Supreme Court sides with high school coach over 50-yard-line prayers

3 years ago 21

The Supreme Court on Monday ruled in favor of a Washington state football coach who was suspended over his on-field prayers following games.

The justices’ decision, largely breaking 6-3 along the court’s usual ideological lines, found that the school system infringed on the coach’s religious freedom and freedom of speech rights by seeking to block him from engaging in public prayers on the field while flanked by student athletes after games.

The religious liberty case was filed by Joseph Kennedy, a high school assistant football coach who was placed on administrative leave by Bremerton School District in 2015 after refusing to stop kneeling to pray audibly at the 50 yard line after his team’s games.

Kennedy and religious freedom advocates argued the coach was exercising his First Amendment right to pray. But the school district told the justices that Kennedy’s actions were coercive, and players’ parents complained their children on the team felt compelled to participate.

Justice Neil Gorsuch wrote the majority opinion, the bulk of which garnered the support of all the court’s Republican appointees.

“Both the Free Exercise and Free Speech Clauses of the First Amendment protect expressions like Mr. Kennedy’s. Nor does a proper understanding of the Amendment’s Establishment Clause require the government to single out pri-

vate religious speech for special disfavor,” Gorsuch wrote. “The Constitution

and the best of our traditions counsel mutual respect and tolerance, not censorship and suppression, for religious and nonreligious views alike.”

Justice Sonia Sotomayor, in a dissent joined by Justices Elena Kagan and Stephen Breyer, included several photos of the Kennedy’s on-field prayers and called the decision “misguided.”

Recorded data
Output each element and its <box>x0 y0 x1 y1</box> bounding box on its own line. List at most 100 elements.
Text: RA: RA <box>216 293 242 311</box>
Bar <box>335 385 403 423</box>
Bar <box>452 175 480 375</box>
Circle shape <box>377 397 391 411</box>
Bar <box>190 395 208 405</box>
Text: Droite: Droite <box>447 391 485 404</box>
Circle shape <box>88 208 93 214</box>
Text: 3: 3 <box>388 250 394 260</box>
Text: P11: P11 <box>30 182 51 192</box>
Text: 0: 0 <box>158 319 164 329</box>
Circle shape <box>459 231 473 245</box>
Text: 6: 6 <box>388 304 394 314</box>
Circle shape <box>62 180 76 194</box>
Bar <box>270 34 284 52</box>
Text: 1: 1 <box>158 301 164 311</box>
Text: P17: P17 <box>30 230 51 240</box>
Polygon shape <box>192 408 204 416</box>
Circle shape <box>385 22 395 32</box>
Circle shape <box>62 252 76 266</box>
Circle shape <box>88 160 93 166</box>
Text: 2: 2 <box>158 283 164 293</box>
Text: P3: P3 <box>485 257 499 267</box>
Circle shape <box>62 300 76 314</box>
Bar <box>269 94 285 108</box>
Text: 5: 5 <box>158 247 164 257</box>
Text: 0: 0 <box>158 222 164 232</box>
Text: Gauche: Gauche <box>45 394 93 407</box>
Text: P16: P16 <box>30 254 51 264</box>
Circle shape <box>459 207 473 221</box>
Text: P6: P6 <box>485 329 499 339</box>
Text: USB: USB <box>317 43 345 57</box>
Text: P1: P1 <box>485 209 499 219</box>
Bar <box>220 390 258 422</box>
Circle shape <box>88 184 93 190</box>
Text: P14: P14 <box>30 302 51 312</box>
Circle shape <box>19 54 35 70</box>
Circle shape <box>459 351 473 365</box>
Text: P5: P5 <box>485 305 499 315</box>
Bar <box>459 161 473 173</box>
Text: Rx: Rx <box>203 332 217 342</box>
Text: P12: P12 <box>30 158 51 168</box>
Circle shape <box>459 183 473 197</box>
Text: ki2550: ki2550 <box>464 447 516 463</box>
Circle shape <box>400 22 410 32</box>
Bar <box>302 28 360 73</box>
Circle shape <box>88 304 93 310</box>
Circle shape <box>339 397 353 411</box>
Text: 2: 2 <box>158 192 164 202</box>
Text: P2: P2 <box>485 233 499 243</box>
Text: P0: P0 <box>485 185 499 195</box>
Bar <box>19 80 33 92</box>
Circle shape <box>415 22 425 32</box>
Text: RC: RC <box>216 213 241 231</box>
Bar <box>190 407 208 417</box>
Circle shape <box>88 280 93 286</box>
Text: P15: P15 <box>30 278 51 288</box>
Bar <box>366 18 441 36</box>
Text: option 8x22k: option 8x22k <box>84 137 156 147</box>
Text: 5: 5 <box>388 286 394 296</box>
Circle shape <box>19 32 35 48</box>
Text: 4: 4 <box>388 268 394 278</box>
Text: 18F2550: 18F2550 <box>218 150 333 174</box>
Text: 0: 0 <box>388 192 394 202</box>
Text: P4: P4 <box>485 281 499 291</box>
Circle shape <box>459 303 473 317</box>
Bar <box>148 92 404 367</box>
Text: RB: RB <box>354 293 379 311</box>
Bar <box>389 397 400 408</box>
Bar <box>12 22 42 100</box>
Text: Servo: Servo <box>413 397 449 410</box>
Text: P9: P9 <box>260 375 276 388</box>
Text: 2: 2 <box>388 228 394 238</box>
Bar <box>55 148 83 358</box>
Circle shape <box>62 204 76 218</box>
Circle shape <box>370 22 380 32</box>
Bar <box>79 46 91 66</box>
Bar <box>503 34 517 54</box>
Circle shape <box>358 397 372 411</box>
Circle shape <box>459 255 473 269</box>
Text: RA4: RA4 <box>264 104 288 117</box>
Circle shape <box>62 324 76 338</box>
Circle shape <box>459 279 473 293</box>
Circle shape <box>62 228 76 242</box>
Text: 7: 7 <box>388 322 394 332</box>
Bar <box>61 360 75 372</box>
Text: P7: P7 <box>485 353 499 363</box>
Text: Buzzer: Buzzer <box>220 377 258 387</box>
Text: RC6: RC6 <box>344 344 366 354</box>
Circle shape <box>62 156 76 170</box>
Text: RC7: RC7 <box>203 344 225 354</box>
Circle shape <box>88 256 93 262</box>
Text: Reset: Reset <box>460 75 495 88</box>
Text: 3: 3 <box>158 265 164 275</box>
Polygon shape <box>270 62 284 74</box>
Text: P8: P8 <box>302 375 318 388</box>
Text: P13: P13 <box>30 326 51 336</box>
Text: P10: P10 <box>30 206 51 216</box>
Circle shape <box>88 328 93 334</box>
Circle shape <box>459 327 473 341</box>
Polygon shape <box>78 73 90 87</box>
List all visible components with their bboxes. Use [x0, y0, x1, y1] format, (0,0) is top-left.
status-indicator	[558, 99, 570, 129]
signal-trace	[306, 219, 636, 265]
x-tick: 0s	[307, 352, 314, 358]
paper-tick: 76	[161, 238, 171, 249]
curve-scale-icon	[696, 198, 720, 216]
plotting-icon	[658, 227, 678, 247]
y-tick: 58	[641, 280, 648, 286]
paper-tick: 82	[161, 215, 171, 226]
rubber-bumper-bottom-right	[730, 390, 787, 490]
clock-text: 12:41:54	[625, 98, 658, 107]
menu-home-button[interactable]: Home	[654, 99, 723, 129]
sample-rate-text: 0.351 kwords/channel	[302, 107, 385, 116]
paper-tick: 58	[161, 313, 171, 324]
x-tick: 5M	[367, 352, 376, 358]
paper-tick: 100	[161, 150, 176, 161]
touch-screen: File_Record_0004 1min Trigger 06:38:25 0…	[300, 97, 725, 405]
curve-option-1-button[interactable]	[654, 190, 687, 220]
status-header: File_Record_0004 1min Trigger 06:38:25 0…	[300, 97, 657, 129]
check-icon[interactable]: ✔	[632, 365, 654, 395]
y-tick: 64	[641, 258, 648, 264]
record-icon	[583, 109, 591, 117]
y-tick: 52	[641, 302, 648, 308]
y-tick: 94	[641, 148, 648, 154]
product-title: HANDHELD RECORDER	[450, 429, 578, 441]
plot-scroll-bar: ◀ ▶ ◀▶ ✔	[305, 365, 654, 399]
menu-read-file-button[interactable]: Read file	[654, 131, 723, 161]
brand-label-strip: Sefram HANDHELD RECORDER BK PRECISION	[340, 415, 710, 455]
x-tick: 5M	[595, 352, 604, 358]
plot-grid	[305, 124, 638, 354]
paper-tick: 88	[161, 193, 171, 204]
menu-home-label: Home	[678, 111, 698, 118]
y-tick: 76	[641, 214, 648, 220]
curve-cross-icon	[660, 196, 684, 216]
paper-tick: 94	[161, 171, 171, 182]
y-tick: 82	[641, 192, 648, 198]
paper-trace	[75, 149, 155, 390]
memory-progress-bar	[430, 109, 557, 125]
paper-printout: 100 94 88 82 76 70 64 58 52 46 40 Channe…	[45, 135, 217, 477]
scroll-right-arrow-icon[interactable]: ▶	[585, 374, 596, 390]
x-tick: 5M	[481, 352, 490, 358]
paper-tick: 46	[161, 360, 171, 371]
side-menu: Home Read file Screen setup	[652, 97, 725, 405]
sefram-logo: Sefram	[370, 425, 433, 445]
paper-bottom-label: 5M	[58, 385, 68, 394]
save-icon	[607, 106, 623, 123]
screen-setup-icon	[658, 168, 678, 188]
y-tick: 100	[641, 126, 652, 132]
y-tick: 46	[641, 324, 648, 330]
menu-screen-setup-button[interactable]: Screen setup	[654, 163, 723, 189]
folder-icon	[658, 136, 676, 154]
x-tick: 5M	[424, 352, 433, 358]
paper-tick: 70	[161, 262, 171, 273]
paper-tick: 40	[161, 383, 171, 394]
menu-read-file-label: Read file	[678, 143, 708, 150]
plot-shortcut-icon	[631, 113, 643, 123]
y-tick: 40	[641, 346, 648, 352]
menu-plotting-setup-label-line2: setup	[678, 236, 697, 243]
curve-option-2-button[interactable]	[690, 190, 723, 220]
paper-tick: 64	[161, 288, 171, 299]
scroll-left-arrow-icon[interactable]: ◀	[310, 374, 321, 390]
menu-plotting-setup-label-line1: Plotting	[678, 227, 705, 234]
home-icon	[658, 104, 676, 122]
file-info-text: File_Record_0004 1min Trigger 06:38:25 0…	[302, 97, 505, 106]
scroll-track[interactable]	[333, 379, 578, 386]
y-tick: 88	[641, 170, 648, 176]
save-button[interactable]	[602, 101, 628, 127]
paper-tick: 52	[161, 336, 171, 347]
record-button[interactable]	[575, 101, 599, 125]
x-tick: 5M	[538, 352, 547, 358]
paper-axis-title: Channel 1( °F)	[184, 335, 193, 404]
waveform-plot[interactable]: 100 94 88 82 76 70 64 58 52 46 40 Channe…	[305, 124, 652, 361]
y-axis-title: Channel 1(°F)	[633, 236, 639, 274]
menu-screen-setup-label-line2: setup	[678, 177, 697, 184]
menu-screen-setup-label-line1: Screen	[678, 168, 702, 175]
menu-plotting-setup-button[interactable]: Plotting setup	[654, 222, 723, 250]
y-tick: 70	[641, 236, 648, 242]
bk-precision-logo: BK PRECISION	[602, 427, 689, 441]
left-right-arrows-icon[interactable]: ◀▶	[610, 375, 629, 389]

Questions on the material
**a)** Rewrite the part of the article about the coach's prayer case that begins at the words "3 years ago" and stops after "his team’s games.", with "Bremerton School District" replaced by "the Bremerton School District".
**b)** Extend the article about the coach's prayer case past its final sentence.

Task-by-task outputs
**a)**
3 years ago 21

The Supreme Court on Monday ruled in favor of a Washington state football coach who was suspended over his on-field prayers following games.

The justices’ decision, largely breaking 6-3 along the court’s usual ideological lines, found that the school system infringed on the coach’s religious freedom and freedom of speech rights by seeking to block him from engaging in public prayers on the field while flanked by student athletes after games.

The religious liberty case was filed by Joseph Kennedy, a high school assistant football coach who was placed on administrative leave by the Bremerton School District in 2015 after refusing to stop kneeling to pray audibly at the 50 yard line after his team’s games.

**b)**
“It elevates the religious rights of a school official, who voluntarily accepted public employment and the limits that public employment entails, over those of his students, who are required to attend school and who this Court has long recognized are particularly vulnerable and deserving of protection,” Sotomayor wrote.

During oral arguments, the court’s conservative justices sounded concerned over the school district's intrusion on Kennedy’s religious practice. The other justices focused their attention on the potential for coercion. They questioned if Kennedy’s prayers infringed on the religious rights of public school students and even parents’ ability to dictate their children’s religious practice.

Justice Brett Kavanaugh, who raised concerns at those arguments about coaches or other authority figures using their power to pressure students to join religious or other unrelated activities, declined to sign on to the portion of Gorsuch’s opinion that said the coach’s actions didn’t amount to coercion. Kavanaugh joined the bottom-line ruling against the school system in the case, but did not write separately to elaborate on his views.

This was the second time the case has been appealed to the high court. Justices denied Kennedy’s initial petition in 2019 because he was unable to prove that his prayer ritual was the basis for the school’s decision to suspend him.